[DO THIS] Look over the lines below. Report each one that includes the string "areolæ".

[SUPPLIED MATERIAL]
+===+
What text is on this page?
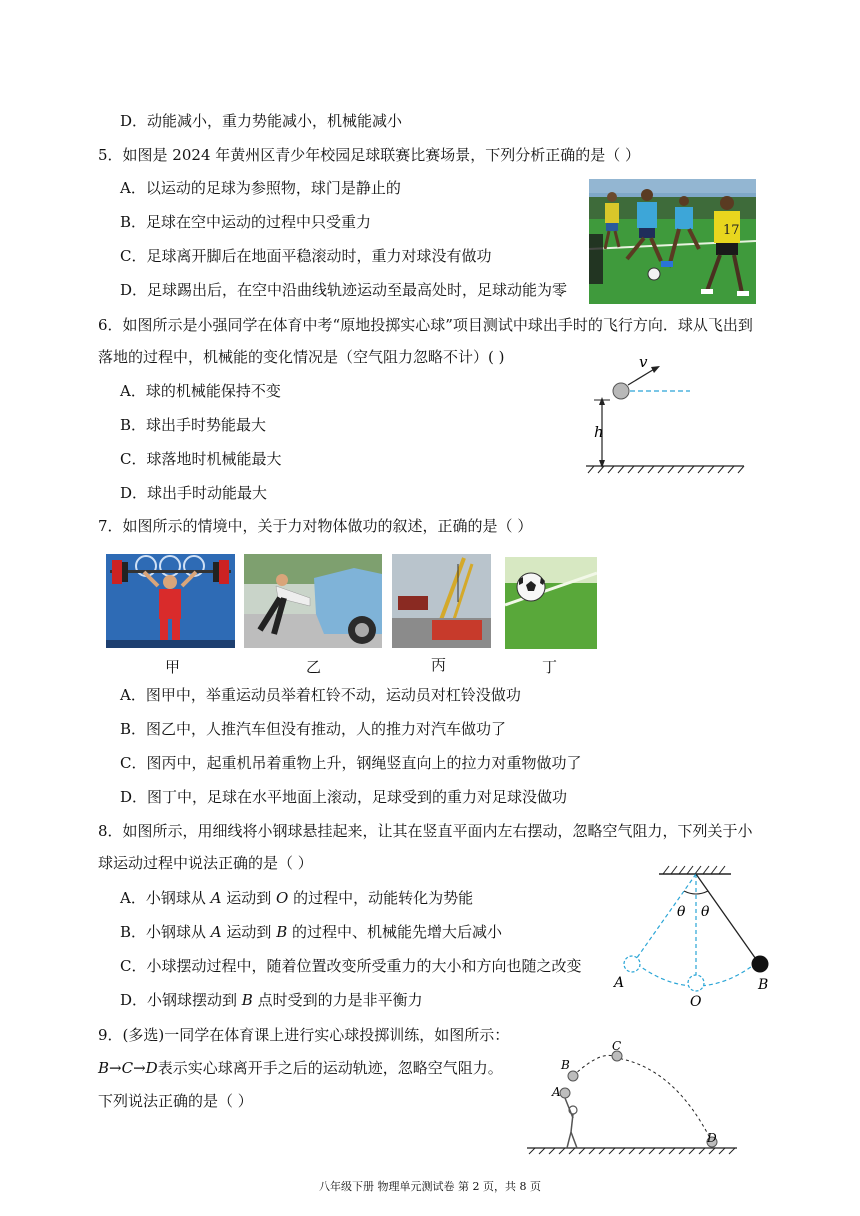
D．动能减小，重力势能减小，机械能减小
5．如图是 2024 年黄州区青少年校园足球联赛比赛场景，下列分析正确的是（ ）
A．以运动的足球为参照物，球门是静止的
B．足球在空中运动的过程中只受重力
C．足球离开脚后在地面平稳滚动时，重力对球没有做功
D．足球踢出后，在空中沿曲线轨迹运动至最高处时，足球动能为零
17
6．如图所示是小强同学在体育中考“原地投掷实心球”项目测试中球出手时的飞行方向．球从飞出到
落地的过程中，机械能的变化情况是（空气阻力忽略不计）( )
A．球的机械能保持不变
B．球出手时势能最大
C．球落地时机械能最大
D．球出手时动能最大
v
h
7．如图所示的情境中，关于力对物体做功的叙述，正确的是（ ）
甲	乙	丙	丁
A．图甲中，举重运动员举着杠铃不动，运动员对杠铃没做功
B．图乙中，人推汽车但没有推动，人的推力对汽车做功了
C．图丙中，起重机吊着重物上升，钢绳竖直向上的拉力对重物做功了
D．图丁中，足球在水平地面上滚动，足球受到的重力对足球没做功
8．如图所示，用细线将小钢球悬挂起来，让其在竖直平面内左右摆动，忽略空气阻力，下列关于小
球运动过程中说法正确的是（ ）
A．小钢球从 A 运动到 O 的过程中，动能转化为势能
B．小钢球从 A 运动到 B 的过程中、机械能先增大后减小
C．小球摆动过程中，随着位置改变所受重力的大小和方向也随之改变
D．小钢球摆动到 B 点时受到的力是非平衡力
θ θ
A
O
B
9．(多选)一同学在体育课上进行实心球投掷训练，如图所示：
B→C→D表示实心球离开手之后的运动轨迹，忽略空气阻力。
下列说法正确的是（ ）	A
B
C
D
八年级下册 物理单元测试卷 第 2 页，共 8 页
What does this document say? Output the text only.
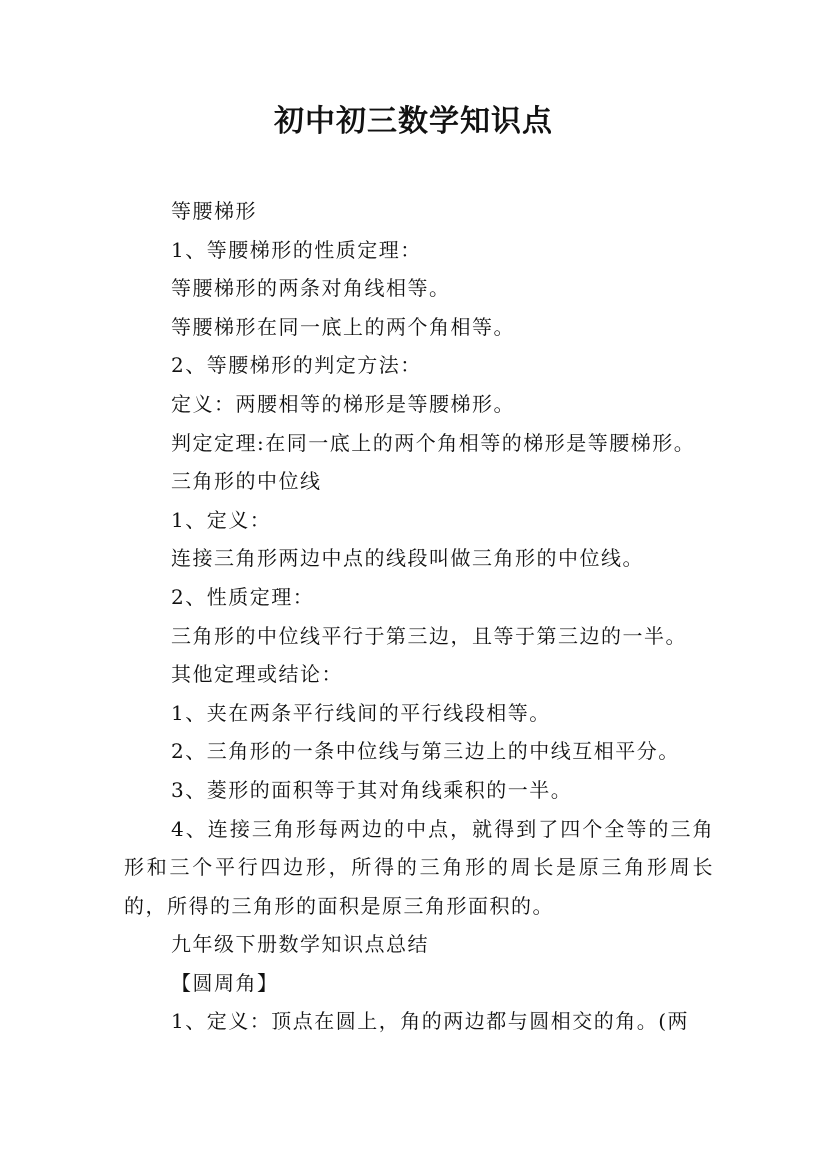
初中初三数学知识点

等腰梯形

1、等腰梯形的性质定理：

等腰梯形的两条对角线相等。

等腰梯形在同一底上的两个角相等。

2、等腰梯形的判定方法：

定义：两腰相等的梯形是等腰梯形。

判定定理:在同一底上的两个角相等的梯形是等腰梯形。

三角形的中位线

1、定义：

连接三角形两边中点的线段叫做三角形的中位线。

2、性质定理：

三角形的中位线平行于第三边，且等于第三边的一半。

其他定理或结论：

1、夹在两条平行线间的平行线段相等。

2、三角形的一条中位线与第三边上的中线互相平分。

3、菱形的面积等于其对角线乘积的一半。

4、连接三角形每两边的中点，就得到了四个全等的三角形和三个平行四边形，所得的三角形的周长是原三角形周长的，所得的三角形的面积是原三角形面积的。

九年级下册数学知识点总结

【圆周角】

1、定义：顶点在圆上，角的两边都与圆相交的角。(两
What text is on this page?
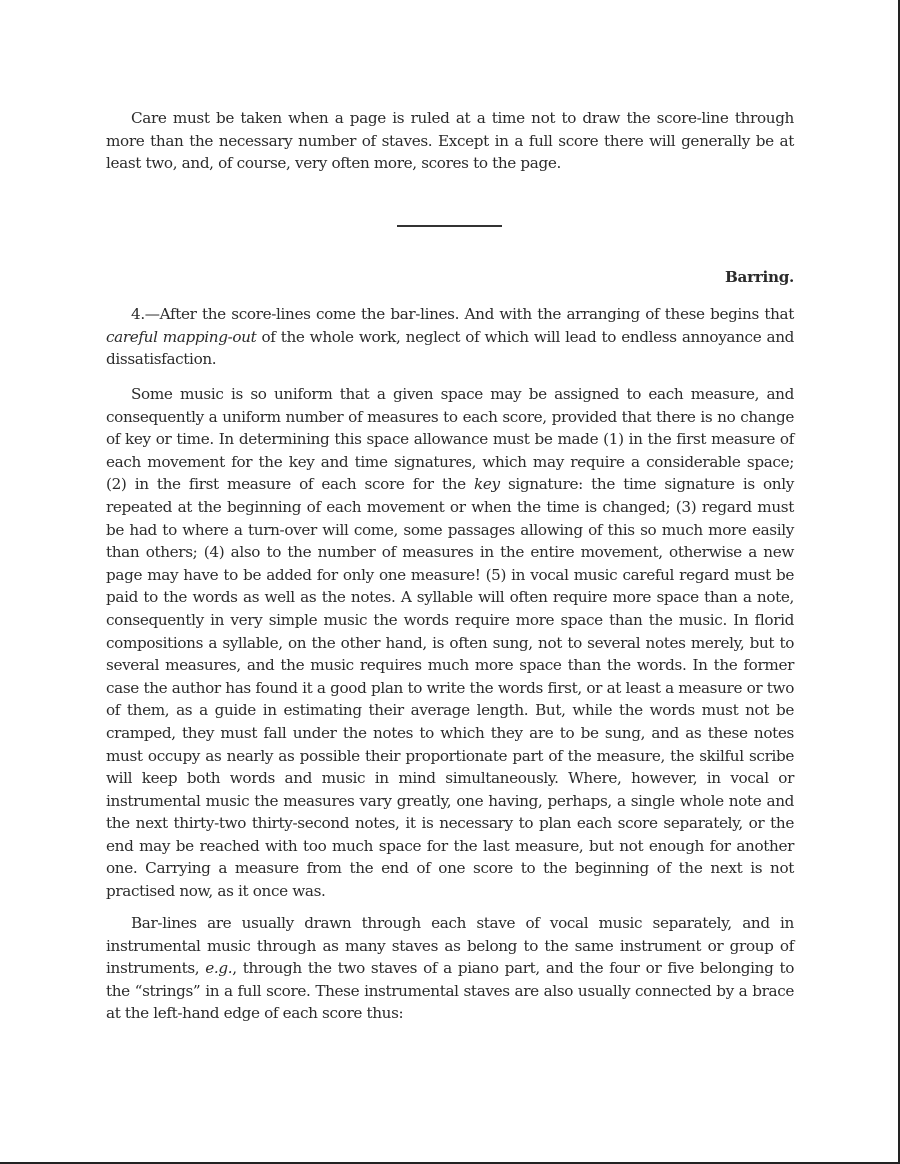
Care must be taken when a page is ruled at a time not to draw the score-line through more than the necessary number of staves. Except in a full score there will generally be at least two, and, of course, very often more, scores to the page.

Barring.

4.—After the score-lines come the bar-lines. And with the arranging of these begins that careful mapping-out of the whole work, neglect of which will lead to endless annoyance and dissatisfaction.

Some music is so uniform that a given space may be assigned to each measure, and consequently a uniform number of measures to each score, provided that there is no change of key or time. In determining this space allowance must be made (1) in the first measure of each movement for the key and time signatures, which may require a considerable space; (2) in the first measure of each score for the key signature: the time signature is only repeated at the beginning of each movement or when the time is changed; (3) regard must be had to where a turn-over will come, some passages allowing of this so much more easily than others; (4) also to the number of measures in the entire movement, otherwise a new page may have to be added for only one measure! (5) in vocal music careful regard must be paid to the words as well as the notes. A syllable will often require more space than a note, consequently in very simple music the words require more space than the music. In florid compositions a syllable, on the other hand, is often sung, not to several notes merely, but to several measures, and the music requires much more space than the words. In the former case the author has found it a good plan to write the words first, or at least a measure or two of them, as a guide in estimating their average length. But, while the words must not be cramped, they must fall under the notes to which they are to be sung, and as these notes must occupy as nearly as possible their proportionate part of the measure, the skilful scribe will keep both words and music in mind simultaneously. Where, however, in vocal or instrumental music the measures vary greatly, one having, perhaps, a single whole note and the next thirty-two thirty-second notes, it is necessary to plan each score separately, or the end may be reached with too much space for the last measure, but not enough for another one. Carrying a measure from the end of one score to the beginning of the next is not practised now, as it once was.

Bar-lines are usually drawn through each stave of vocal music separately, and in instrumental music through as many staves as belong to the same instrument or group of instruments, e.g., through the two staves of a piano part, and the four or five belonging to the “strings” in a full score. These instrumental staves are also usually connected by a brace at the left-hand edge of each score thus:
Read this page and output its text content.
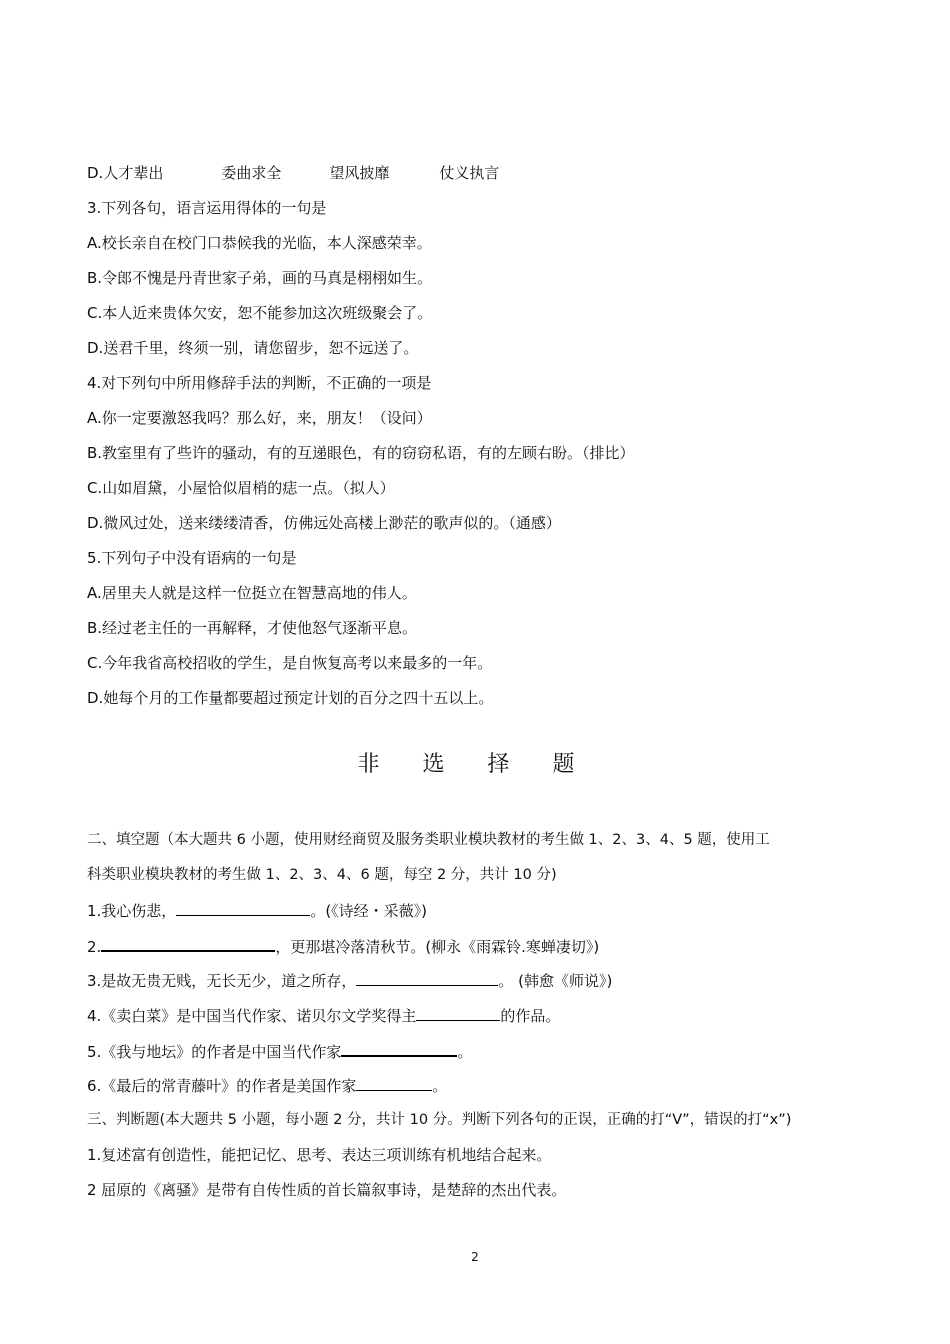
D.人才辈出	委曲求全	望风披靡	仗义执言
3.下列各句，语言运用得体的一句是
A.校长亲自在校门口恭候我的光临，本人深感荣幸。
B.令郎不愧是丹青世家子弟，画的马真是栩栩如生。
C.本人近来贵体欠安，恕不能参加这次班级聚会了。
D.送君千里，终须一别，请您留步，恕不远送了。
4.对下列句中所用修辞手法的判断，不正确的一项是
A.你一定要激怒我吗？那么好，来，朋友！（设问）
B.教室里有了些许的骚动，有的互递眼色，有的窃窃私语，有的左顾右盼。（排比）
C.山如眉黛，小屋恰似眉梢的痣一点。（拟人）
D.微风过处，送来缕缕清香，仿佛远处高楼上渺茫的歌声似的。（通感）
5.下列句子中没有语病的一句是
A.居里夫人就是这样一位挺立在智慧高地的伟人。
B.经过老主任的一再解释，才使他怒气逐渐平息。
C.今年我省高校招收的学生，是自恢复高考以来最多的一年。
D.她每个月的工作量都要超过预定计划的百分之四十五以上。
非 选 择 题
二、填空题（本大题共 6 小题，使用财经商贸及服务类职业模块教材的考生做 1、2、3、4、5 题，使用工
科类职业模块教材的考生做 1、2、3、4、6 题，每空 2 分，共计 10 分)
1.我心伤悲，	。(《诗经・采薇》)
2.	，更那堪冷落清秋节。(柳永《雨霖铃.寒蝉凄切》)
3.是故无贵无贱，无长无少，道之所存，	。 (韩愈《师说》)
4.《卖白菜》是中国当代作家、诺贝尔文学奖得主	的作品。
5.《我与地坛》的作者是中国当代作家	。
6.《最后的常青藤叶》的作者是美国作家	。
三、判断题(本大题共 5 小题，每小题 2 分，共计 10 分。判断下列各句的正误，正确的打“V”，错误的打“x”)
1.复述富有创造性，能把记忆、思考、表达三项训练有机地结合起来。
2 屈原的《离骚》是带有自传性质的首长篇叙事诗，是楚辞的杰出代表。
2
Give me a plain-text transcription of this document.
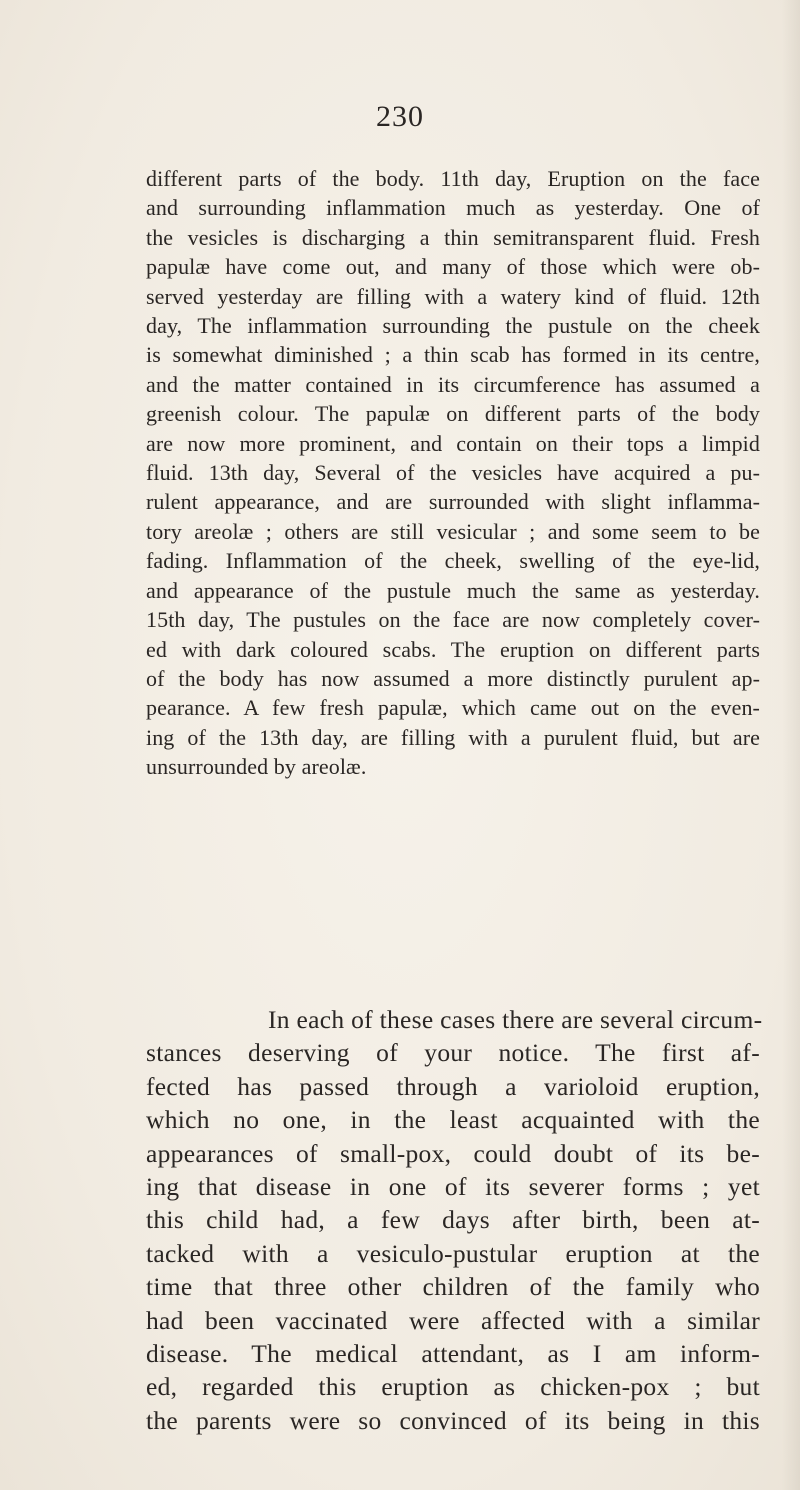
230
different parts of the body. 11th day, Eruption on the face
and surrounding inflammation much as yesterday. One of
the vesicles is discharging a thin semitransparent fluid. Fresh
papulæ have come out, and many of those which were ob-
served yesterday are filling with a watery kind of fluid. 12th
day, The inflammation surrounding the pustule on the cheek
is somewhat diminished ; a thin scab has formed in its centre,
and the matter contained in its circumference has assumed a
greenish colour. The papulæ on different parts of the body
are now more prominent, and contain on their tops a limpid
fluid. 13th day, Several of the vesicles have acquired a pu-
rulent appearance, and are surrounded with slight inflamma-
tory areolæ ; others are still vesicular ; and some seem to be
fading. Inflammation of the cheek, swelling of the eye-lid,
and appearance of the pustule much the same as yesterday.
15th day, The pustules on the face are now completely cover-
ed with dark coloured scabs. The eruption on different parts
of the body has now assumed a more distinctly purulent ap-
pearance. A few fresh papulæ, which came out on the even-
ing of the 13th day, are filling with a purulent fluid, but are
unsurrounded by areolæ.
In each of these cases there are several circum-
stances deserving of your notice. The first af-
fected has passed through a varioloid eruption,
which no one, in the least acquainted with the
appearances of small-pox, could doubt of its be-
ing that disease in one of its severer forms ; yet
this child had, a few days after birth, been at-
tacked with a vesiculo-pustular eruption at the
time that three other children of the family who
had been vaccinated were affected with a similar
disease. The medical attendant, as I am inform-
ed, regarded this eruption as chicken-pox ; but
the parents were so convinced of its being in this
+===+
[RESULT FOR THIS EXERCISE]
tory areolæ ; others are still vesicular ; and some seem to be
unsurrounded by areolæ.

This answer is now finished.